**Figure data in JSON:**
+++++

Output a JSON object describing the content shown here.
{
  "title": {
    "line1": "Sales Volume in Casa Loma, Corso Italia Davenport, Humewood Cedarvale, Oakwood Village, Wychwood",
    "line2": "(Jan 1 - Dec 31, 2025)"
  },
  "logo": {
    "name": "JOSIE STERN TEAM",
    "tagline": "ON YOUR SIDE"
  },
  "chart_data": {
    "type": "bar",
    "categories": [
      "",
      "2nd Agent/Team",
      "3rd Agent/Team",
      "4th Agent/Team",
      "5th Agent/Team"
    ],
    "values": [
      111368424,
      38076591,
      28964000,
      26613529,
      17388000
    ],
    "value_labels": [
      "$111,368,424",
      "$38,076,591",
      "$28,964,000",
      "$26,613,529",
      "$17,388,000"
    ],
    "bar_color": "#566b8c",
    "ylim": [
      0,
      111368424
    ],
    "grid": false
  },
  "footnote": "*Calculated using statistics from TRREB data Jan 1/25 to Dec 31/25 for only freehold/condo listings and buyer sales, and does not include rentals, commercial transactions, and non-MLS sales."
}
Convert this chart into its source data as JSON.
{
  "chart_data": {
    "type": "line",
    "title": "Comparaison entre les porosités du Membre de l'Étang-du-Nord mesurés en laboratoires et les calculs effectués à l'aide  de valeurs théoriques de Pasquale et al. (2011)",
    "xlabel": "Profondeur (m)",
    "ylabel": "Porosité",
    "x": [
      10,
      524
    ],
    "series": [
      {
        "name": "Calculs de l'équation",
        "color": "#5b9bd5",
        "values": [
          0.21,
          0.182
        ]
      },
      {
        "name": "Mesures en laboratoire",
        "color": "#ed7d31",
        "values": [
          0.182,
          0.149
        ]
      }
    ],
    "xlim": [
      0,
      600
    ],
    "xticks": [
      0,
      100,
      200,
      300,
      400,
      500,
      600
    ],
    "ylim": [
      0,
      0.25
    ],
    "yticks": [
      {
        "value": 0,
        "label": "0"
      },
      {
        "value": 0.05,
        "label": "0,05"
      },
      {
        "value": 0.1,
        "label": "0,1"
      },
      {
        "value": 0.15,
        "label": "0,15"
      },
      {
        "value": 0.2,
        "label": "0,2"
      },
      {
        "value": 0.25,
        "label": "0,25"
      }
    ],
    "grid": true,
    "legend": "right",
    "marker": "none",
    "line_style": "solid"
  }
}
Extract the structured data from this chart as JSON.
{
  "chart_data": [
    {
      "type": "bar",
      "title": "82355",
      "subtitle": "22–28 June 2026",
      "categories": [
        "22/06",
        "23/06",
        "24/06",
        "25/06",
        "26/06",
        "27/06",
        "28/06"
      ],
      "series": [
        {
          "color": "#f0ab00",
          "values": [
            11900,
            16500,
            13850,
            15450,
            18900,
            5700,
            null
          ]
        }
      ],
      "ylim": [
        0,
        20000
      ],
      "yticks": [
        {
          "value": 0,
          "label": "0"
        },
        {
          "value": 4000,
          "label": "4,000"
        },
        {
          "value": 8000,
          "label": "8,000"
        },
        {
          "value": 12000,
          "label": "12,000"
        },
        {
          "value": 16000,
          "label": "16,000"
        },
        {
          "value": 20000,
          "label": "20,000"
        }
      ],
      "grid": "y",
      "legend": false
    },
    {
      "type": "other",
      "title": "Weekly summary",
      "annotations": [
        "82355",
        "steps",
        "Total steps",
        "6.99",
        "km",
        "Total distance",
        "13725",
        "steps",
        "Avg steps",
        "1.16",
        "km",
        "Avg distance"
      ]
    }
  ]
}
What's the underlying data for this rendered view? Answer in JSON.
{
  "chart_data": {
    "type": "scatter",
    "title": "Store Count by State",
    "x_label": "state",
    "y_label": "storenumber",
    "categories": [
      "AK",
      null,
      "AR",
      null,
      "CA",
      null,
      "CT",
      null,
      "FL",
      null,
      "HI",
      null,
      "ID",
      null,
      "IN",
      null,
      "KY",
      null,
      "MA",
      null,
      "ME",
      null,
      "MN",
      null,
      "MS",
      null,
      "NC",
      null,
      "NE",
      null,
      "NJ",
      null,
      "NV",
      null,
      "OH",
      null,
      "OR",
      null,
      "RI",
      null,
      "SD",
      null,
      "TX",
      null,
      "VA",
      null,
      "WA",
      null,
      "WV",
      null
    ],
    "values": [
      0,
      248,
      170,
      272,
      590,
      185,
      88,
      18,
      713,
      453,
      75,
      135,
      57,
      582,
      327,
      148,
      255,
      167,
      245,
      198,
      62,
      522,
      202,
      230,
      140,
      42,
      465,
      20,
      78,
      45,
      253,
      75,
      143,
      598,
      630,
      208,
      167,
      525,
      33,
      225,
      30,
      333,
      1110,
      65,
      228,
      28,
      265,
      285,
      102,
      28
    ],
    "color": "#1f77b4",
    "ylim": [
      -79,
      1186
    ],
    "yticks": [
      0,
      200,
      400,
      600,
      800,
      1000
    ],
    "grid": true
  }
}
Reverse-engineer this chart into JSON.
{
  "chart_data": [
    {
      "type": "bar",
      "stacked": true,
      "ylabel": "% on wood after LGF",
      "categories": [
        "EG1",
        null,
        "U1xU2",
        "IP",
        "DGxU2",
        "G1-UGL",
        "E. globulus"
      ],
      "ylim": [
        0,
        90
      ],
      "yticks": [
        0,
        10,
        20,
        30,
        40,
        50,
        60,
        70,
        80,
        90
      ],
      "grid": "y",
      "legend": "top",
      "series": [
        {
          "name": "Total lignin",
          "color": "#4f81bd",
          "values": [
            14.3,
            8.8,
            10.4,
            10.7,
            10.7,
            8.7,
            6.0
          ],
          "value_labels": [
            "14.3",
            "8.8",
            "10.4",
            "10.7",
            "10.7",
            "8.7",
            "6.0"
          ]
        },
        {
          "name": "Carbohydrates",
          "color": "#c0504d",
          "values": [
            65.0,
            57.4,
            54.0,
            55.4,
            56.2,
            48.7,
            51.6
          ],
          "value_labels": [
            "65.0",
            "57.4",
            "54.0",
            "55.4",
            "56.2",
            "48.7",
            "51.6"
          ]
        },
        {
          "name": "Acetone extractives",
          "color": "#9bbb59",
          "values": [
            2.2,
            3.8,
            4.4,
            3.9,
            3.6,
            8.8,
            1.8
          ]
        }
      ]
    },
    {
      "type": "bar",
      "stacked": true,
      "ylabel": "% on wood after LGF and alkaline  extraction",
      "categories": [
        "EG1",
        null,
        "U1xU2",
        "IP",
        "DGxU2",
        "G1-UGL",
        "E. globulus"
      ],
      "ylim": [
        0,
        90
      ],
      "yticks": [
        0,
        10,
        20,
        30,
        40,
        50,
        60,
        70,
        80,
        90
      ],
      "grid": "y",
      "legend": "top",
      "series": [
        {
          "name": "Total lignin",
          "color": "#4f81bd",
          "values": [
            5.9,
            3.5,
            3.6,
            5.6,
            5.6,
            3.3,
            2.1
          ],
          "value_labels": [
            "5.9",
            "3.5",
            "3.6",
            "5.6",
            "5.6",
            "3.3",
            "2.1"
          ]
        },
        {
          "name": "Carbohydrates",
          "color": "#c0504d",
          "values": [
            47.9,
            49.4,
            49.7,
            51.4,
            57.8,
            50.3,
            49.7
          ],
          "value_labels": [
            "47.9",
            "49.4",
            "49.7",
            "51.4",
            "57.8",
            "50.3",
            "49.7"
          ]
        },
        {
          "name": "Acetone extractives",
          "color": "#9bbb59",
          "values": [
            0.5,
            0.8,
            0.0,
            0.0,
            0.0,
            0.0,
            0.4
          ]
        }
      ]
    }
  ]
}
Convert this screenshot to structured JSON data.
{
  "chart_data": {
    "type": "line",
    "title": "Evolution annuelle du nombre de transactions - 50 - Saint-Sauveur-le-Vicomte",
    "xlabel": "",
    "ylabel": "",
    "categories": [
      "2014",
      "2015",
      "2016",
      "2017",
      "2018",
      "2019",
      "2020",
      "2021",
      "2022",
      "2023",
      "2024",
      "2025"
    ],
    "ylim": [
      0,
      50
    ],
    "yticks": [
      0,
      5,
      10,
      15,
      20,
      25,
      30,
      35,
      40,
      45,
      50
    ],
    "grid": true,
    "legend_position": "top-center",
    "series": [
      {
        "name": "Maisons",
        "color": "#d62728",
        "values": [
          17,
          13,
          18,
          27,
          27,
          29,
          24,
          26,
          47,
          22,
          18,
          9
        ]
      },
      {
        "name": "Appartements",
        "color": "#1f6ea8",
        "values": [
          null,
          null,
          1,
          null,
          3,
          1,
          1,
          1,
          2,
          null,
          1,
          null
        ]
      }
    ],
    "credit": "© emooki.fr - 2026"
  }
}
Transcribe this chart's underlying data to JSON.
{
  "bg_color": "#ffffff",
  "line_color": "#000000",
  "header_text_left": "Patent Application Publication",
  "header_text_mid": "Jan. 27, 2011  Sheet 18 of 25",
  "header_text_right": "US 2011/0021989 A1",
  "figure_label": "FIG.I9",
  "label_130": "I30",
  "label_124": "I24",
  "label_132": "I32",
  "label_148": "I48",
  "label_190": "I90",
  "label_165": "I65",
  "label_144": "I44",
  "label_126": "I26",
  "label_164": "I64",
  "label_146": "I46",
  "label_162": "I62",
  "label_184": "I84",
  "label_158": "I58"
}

+++++

**Task directions:** Write the lines out exactly, from the one with "Transcribe this chart's" down to the last line of the listing, and leave out all others.

**Response to this task:**
Transcribe this chart's underlying data to JSON.
{
  "bg_color": "#ffffff",
  "line_color": "#000000",
  "header_text_left": "Patent Application Publication",
  "header_text_mid": "Jan. 27, 2011  Sheet 18 of 25",
  "header_text_right": "US 2011/0021989 A1",
  "figure_label": "FIG.I9",
  "label_130": "I30",
  "label_124": "I24",
  "label_132": "I32",
  "label_148": "I48",
  "label_190": "I90",
  "label_165": "I65",
  "label_144": "I44",
  "label_126": "I26",
  "label_164": "I64",
  "label_146": "I46",
  "label_162": "I62",
  "label_184": "I84",
  "label_158": "I58"
}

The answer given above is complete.